→ Stated exercise:
Convert every row below into a Markdown table with two columns, Index and Entry, where Index holds the row number and Entry holds the line. Leave out any blank lines.

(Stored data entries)
----------
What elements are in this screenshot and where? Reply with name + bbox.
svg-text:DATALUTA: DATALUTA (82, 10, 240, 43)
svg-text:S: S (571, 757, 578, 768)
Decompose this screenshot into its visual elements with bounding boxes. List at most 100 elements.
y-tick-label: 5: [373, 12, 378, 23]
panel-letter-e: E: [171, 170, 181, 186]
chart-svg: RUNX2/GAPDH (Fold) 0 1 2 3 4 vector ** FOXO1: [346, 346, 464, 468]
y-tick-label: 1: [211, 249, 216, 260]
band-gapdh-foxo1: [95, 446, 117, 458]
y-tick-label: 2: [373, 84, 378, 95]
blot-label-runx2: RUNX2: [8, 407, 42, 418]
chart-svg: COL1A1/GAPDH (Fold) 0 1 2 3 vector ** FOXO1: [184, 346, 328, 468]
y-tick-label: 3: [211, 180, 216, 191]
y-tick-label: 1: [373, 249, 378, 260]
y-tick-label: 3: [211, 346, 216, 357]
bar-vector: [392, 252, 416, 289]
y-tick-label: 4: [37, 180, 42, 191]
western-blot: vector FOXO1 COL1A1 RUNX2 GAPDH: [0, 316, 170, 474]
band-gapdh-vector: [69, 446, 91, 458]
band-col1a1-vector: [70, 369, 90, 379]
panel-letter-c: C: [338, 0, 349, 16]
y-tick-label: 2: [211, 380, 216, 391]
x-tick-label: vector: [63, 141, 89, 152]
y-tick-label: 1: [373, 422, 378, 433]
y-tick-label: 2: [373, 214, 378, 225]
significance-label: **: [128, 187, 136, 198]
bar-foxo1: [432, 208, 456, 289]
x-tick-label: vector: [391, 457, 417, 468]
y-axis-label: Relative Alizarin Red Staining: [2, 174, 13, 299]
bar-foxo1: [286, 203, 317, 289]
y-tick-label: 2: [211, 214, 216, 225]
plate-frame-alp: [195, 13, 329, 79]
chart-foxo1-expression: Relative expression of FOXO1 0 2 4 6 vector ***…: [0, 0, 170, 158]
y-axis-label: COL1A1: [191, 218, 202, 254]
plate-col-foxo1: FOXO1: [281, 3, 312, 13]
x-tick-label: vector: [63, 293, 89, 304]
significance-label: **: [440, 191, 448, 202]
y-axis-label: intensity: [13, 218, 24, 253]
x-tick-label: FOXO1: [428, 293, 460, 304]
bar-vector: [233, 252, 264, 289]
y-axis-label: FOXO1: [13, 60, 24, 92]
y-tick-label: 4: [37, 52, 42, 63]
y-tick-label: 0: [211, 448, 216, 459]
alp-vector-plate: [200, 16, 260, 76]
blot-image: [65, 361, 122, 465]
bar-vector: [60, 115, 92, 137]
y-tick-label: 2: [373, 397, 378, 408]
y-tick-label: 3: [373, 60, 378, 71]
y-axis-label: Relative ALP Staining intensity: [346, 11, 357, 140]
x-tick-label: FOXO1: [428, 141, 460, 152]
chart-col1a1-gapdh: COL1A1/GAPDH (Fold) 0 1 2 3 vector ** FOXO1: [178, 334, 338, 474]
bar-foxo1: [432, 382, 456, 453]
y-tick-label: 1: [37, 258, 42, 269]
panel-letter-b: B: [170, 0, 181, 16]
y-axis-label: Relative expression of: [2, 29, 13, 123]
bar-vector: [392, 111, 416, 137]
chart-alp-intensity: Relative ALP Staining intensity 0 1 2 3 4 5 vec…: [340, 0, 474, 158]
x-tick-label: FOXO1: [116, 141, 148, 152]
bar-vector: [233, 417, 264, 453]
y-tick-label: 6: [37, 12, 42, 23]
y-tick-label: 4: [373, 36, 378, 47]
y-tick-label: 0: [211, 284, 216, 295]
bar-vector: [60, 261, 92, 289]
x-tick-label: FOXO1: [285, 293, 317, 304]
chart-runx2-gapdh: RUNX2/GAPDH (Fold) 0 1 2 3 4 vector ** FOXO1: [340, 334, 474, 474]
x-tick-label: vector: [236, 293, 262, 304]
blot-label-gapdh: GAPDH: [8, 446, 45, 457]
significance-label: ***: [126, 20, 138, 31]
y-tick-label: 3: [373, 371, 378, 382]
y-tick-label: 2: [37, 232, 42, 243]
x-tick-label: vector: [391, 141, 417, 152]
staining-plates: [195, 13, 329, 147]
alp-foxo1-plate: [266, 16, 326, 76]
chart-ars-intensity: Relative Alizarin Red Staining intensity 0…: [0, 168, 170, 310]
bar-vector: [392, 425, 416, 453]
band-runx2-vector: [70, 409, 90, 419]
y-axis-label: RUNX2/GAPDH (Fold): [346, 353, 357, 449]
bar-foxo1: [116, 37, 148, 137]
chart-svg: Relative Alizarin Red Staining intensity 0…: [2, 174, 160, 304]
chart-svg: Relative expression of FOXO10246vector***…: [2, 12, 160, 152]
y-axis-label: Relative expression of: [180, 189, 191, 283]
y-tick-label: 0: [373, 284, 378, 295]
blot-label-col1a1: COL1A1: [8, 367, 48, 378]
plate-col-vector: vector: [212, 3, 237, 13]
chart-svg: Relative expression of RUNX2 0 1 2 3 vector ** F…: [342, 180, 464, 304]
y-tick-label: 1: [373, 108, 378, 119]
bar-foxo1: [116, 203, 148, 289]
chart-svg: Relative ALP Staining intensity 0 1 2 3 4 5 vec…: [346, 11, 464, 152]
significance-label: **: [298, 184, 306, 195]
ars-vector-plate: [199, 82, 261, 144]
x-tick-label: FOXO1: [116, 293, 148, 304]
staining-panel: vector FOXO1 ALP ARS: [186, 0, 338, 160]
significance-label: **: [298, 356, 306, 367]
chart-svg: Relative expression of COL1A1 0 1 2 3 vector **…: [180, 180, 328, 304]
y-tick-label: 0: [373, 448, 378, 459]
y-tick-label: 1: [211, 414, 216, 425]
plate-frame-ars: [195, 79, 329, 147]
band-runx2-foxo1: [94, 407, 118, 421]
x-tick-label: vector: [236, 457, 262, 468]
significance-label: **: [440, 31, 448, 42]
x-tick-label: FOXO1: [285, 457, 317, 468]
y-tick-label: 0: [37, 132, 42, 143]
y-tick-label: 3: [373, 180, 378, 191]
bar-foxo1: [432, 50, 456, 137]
----------
→ Result:
| Index | Entry |
|---|---|
| 1 | What elements are in this screenshot and where? Reply with name + bbox. |
| 2 | svg-text:DATALUTA: DATALUTA (82, 10, 240, 43) |
| 3 | svg-text:S: S (571, 757, 578, 768) |
| 4 | Decompose this screenshot into its visual elements with bounding boxes. List at most 100 elements. |
| 5 | y-tick-label: 5: [373, 12, 378, 23] |
| 6 | panel-letter-e: E: [171, 170, 181, 186] |
| 7 | chart-svg: RUNX2/GAPDH (Fold) 0 1 2 3 4 vector ** FOXO1: [346, 346, 464, 468] |
| 8 | y-tick-label: 1: [211, 249, 216, 260] |
| 9 | band-gapdh-foxo1: [95, 446, 117, 458] |
| 10 | y-tick-label: 2: [373, 84, 378, 95] |
| 11 | blot-label-runx2: RUNX2: [8, 407, 42, 418] |
| 12 | chart-svg: COL1A1/GAPDH (Fold) 0 1 2 3 vector ** FOXO1: [184, 346, 328, 468] |
| 13 | y-tick-label: 3: [211, 180, 216, 191] |
| 14 | y-tick-label: 1: [373, 249, 378, 260] |
| 15 | y-tick-label: 3: [211, 346, 216, 357] |
| 16 | bar-vector: [392, 252, 416, 289] |
| 17 | y-tick-label: 4: [37, 180, 42, 191] |
| 18 | western-blot: vector FOXO1 COL1A1 RUNX2 GAPDH: [0, 316, 170, 474] |
| 19 | band-gapdh-vector: [69, 446, 91, 458] |
| 20 | band-col1a1-vector: [70, 369, 90, 379] |
| 21 | panel-letter-c: C: [338, 0, 349, 16] |
| 22 | y-tick-label: 2: [211, 380, 216, 391] |
| 23 | x-tick-label: vector: [63, 141, 89, 152] |
| 24 | y-tick-label: 1: [373, 422, 378, 433] |
| 25 | y-tick-label: 2: [373, 214, 378, 225] |
| 26 | significance-label: **: [128, 187, 136, 198] |
| 27 | bar-foxo1: [432, 208, 456, 289] |
| 28 | x-tick-label: vector: [391, 457, 417, 468] |
| 29 | y-axis-label: Relative Alizarin Red Staining: [2, 174, 13, 299] |
| 30 | bar-foxo1: [286, 203, 317, 289] |
| 31 | y-tick-label: 2: [211, 214, 216, 225] |
| 32 | plate-frame-alp: [195, 13, 329, 79] |
| 33 | chart-foxo1-expression: Relative expression of FOXO1 0 2 4 6 vector ***…: [0, 0, 170, 158] |
| 34 | y-axis-label: COL1A1: [191, 218, 202, 254] |
| 35 | plate-col-foxo1: FOXO1: [281, 3, 312, 13] |
| 36 | x-tick-label: vector: [63, 293, 89, 304] |
| 37 | significance-label: **: [440, 191, 448, 202] |
| 38 | y-axis-label: intensity: [13, 218, 24, 253] |
| 39 | x-tick-label: FOXO1: [428, 293, 460, 304] |
| 40 | bar-vector: [233, 252, 264, 289] |
| 41 | y-axis-label: FOXO1: [13, 60, 24, 92] |
| 42 | y-tick-label: 4: [37, 52, 42, 63] |
| 43 | y-tick-label: 0: [211, 448, 216, 459] |
| 44 | alp-vector-plate: [200, 16, 260, 76] |
| 45 | blot-image: [65, 361, 122, 465] |
| 46 | bar-vector: [60, 115, 92, 137] |
| 47 | y-tick-label: 2: [373, 397, 378, 408] |
| 48 | y-tick-label: 3: [373, 60, 378, 71] |
| 49 | y-axis-label: Relative ALP Staining intensity: [346, 11, 357, 140] |
| 50 | x-tick-label: FOXO1: [428, 141, 460, 152] |
| 51 | chart-col1a1-gapdh: COL1A1/GAPDH (Fold) 0 1 2 3 vector ** FOXO1: [178, 334, 338, 474] |
| 52 | bar-foxo1: [432, 382, 456, 453] |
| 53 | y-tick-label: 1: [37, 258, 42, 269] |
| 54 | panel-letter-b: B: [170, 0, 181, 16] |
| 55 | y-axis-label: Relative expression of: [2, 29, 13, 123] |
| 56 | bar-vector: [392, 111, 416, 137] |
| 57 | chart-alp-intensity: Relative ALP Staining intensity 0 1 2 3 4 5 vec…: [340, 0, 474, 158] |
| 58 | x-tick-label: FOXO1: [116, 141, 148, 152] |
| 59 | bar-vector: [233, 417, 264, 453] |
| 60 | y-tick-label: 6: [37, 12, 42, 23] |
| 61 | y-tick-label: 4: [373, 36, 378, 47] |
| 62 | y-tick-label: 0: [211, 284, 216, 295] |
| 63 | bar-vector: [60, 261, 92, 289] |
| 64 | x-tick-label: FOXO1: [285, 293, 317, 304] |
| 65 | chart-runx2-gapdh: RUNX2/GAPDH (Fold) 0 1 2 3 4 vector ** FOXO1: [340, 334, 474, 474] |
| 66 | x-tick-label: vector: [236, 293, 262, 304] |
| 67 | blot-label-gapdh: GAPDH: [8, 446, 45, 457] |
| 68 | significance-label: ***: [126, 20, 138, 31] |
| 69 | y-tick-label: 3: [373, 371, 378, 382] |
| 70 | y-tick-label: 2: [37, 232, 42, 243] |
| 71 | x-tick-label: vector: [391, 141, 417, 152] |
| 72 | staining-plates: [195, 13, 329, 147] |
| 73 | alp-foxo1-plate: [266, 16, 326, 76] |
| 74 | chart-ars-intensity: Relative Alizarin Red Staining intensity 0…: [0, 168, 170, 310] |
| 75 | bar-vector: [392, 425, 416, 453] |
| 76 | band-runx2-vector: [70, 409, 90, 419] |
| 77 | y-axis-label: RUNX2/GAPDH (Fold): [346, 353, 357, 449] |
| 78 | bar-foxo1: [116, 37, 148, 137] |
| 79 | chart-svg: Relative Alizarin Red Staining intensity 0…: [2, 174, 160, 304] |
| 80 | chart-svg: Relative expression of FOXO10246vector***…: [2, 12, 160, 152] |
| 81 | y-axis-label: Relative expression of: [180, 189, 191, 283] |
| 82 | y-tick-label: 0: [373, 284, 378, 295] |
| 83 | blot-label-col1a1: COL1A1: [8, 367, 48, 378] |
| 84 | plate-col-vector: vector: [212, 3, 237, 13] |
| 85 | chart-svg: Relative expression of RUNX2 0 1 2 3 vector ** F…: [342, 180, 464, 304] |
| 86 | y-tick-label: 1: [373, 108, 378, 119] |
| 87 | bar-foxo1: [116, 203, 148, 289] |
| 88 | chart-svg: Relative ALP Staining intensity 0 1 2 3 4 5 vec…: [346, 11, 464, 152] |
| 89 | significance-label: **: [298, 184, 306, 195] |
| 90 | ars-vector-plate: [199, 82, 261, 144] |
| 91 | x-tick-label: FOXO1: [116, 293, 148, 304] |
| 92 | staining-panel: vector FOXO1 ALP ARS: [186, 0, 338, 160] |
| 93 | significance-label: **: [298, 356, 306, 367] |
| 94 | chart-svg: Relative expression of COL1A1 0 1 2 3 vector **…: [180, 180, 328, 304] |
| 95 | y-tick-label: 0: [373, 448, 378, 459] |
| 96 | y-tick-label: 1: [211, 414, 216, 425] |
| 97 | plate-frame-ars: [195, 79, 329, 147] |
| 98 | band-runx2-foxo1: [94, 407, 118, 421] |
| 99 | x-tick-label: vector: [236, 457, 262, 468] |
| 100 | significance-label: **: [440, 31, 448, 42] |
| 101 | x-tick-label: FOXO1: [285, 457, 317, 468] |
| 102 | y-tick-label: 0: [37, 132, 42, 143] |
| 103 | y-tick-label: 3: [373, 180, 378, 191] |
| 104 | bar-foxo1: [432, 50, 456, 137] |